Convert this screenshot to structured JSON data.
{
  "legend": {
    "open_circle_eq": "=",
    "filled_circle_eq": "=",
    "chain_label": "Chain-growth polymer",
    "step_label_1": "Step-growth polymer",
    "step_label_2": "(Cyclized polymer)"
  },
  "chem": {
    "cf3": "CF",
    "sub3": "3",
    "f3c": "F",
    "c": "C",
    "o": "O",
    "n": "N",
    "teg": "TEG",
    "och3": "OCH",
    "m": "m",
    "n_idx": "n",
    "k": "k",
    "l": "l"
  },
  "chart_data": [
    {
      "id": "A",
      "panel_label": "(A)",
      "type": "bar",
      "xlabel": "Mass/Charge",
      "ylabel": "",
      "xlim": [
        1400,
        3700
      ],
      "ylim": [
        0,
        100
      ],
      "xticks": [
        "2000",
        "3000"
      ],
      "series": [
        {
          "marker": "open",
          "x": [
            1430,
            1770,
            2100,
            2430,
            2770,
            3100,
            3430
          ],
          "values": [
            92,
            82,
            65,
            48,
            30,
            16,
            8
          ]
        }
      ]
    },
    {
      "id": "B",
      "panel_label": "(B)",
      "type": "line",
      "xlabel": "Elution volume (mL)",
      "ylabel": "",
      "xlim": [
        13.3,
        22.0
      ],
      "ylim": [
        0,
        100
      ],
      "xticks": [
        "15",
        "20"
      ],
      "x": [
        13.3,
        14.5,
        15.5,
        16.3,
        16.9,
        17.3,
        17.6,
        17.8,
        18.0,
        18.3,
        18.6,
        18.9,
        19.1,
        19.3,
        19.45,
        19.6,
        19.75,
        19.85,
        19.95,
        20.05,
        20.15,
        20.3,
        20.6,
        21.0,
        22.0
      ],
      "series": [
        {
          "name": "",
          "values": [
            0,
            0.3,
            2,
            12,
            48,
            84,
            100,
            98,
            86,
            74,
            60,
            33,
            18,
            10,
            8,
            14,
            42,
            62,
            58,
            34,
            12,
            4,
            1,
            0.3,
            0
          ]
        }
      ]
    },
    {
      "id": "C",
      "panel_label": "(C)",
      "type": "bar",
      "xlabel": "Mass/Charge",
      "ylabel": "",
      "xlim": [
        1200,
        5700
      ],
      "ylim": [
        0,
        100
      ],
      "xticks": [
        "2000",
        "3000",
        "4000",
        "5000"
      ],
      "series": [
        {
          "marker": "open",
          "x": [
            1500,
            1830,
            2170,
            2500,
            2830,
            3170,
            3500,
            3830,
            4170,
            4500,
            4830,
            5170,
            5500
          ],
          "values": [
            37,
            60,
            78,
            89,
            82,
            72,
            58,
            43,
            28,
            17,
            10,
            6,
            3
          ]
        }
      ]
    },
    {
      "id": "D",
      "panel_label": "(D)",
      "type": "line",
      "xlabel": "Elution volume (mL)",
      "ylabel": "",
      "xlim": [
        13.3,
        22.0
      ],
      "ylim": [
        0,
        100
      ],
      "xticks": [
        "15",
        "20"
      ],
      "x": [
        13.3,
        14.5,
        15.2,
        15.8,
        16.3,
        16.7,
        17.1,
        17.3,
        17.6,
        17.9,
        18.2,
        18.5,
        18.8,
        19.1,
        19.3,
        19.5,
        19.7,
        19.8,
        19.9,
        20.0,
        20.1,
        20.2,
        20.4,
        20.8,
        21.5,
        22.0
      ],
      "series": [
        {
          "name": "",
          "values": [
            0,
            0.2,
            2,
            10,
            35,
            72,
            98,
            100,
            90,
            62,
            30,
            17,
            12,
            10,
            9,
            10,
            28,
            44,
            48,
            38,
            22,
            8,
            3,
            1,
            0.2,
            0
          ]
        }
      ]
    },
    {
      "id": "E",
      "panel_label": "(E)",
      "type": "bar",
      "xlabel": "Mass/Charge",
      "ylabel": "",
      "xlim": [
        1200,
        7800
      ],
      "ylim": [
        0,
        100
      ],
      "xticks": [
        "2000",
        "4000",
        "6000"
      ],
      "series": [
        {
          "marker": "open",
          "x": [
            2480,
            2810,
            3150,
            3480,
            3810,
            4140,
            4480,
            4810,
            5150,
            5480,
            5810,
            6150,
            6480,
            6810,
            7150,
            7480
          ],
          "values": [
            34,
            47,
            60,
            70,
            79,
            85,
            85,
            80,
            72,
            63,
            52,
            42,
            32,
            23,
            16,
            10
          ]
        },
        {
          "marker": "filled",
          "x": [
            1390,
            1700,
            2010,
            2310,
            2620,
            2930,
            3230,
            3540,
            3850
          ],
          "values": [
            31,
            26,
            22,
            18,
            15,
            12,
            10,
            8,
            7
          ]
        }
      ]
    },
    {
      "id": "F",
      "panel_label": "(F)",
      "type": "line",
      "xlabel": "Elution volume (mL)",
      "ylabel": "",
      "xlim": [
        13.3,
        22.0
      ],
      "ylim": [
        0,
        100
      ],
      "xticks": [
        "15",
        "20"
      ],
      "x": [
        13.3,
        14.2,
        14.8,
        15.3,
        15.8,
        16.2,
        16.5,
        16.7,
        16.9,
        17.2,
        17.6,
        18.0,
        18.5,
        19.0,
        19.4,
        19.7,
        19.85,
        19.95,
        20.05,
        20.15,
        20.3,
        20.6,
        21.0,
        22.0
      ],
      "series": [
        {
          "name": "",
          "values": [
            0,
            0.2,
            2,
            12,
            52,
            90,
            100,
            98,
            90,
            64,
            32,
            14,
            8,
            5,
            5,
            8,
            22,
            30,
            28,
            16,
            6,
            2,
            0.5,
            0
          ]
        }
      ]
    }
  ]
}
--*--
## Prompt
Every record shown above must be echoed exactly.

## Exercise answer
Convert this screenshot to structured JSON data.
{
  "legend": {
    "open_circle_eq": "=",
    "filled_circle_eq": "=",
    "chain_label": "Chain-growth polymer",
    "step_label_1": "Step-growth polymer",
    "step_label_2": "(Cyclized polymer)"
  },
  "chem": {
    "cf3": "CF",
    "sub3": "3",
    "f3c": "F",
    "c": "C",
    "o": "O",
    "n": "N",
    "teg": "TEG",
    "och3": "OCH",
    "m": "m",
    "n_idx": "n",
    "k": "k",
    "l": "l"
  },
  "chart_data": [
    {
      "id": "A",
      "panel_label": "(A)",
      "type": "bar",
      "xlabel": "Mass/Charge",
      "ylabel": "",
      "xlim": [
        1400,
        3700
      ],
      "ylim": [
        0,
        100
      ],
      "xticks": [
        "2000",
        "3000"
      ],
      "series": [
        {
          "marker": "open",
          "x": [
            1430,
            1770,
            2100,
            2430,
            2770,
            3100,
            3430
          ],
          "values": [
            92,
            82,
            65,
            48,
            30,
            16,
            8
          ]
        }
      ]
    },
    {
      "id": "B",
      "panel_label": "(B)",
      "type": "line",
      "xlabel": "Elution volume (mL)",
      "ylabel": "",
      "xlim": [
        13.3,
        22.0
      ],
      "ylim": [
        0,
        100
      ],
      "xticks": [
        "15",
        "20"
      ],
      "x": [
        13.3,
        14.5,
        15.5,
        16.3,
        16.9,
        17.3,
        17.6,
        17.8,
        18.0,
        18.3,
        18.6,
        18.9,
        19.1,
        19.3,
        19.45,
        19.6,
        19.75,
        19.85,
        19.95,
        20.05,
        20.15,
        20.3,
        20.6,
        21.0,
        22.0
      ],
      "series": [
        {
          "name": "",
          "values": [
            0,
            0.3,
            2,
            12,
            48,
            84,
            100,
            98,
            86,
            74,
            60,
            33,
            18,
            10,
            8,
            14,
            42,
            62,
            58,
            34,
            12,
            4,
            1,
            0.3,
            0
          ]
        }
      ]
    },
    {
      "id": "C",
      "panel_label": "(C)",
      "type": "bar",
      "xlabel": "Mass/Charge",
      "ylabel": "",
      "xlim": [
        1200,
        5700
      ],
      "ylim": [
        0,
        100
      ],
      "xticks": [
        "2000",
        "3000",
        "4000",
        "5000"
      ],
      "series": [
        {
          "marker": "open",
          "x": [
            1500,
            1830,
            2170,
            2500,
            2830,
            3170,
            3500,
            3830,
            4170,
            4500,
            4830,
            5170,
            5500
          ],
          "values": [
            37,
            60,
            78,
            89,
            82,
            72,
            58,
            43,
            28,
            17,
            10,
            6,
            3
          ]
        }
      ]
    },
    {
      "id": "D",
      "panel_label": "(D)",
      "type": "line",
      "xlabel": "Elution volume (mL)",
      "ylabel": "",
      "xlim": [
        13.3,
        22.0
      ],
      "ylim": [
        0,
        100
      ],
      "xticks": [
        "15",
        "20"
      ],
      "x": [
        13.3,
        14.5,
        15.2,
        15.8,
        16.3,
        16.7,
        17.1,
        17.3,
        17.6,
        17.9,
        18.2,
        18.5,
        18.8,
        19.1,
        19.3,
        19.5,
        19.7,
        19.8,
        19.9,
        20.0,
        20.1,
        20.2,
        20.4,
        20.8,
        21.5,
        22.0
      ],
      "series": [
        {
          "name": "",
          "values": [
            0,
            0.2,
            2,
            10,
            35,
            72,
            98,
            100,
            90,
            62,
            30,
            17,
            12,
            10,
            9,
            10,
            28,
            44,
            48,
            38,
            22,
            8,
            3,
            1,
            0.2,
            0
          ]
        }
      ]
    },
    {
      "id": "E",
      "panel_label": "(E)",
      "type": "bar",
      "xlabel": "Mass/Charge",
      "ylabel": "",
      "xlim": [
        1200,
        7800
      ],
      "ylim": [
        0,
        100
      ],
      "xticks": [
        "2000",
        "4000",
        "6000"
      ],
      "series": [
        {
          "marker": "open",
          "x": [
            2480,
            2810,
            3150,
            3480,
            3810,
            4140,
            4480,
            4810,
            5150,
            5480,
            5810,
            6150,
            6480,
            6810,
            7150,
            7480
          ],
          "values": [
            34,
            47,
            60,
            70,
            79,
            85,
            85,
            80,
            72,
            63,
            52,
            42,
            32,
            23,
            16,
            10
          ]
        },
        {
          "marker": "filled",
          "x": [
            1390,
            1700,
            2010,
            2310,
            2620,
            2930,
            3230,
            3540,
            3850
          ],
          "values": [
            31,
            26,
            22,
            18,
            15,
            12,
            10,
            8,
            7
          ]
        }
      ]
    },
    {
      "id": "F",
      "panel_label": "(F)",
      "type": "line",
      "xlabel": "Elution volume (mL)",
      "ylabel": "",
      "xlim": [
        13.3,
        22.0
      ],
      "ylim": [
        0,
        100
      ],
      "xticks": [
        "15",
        "20"
      ],
      "x": [
        13.3,
        14.2,
        14.8,
        15.3,
        15.8,
        16.2,
        16.5,
        16.7,
        16.9,
        17.2,
        17.6,
        18.0,
        18.5,
        19.0,
        19.4,
        19.7,
        19.85,
        19.95,
        20.05,
        20.15,
        20.3,
        20.6,
        21.0,
        22.0
      ],
      "series": [
        {
          "name": "",
          "values": [
            0,
            0.2,
            2,
            12,
            52,
            90,
            100,
            98,
            90,
            64,
            32,
            14,
            8,
            5,
            5,
            8,
            22,
            30,
            28,
            16,
            6,
            2,
            0.5,
            0
          ]
        }
      ]
    }
  ]
}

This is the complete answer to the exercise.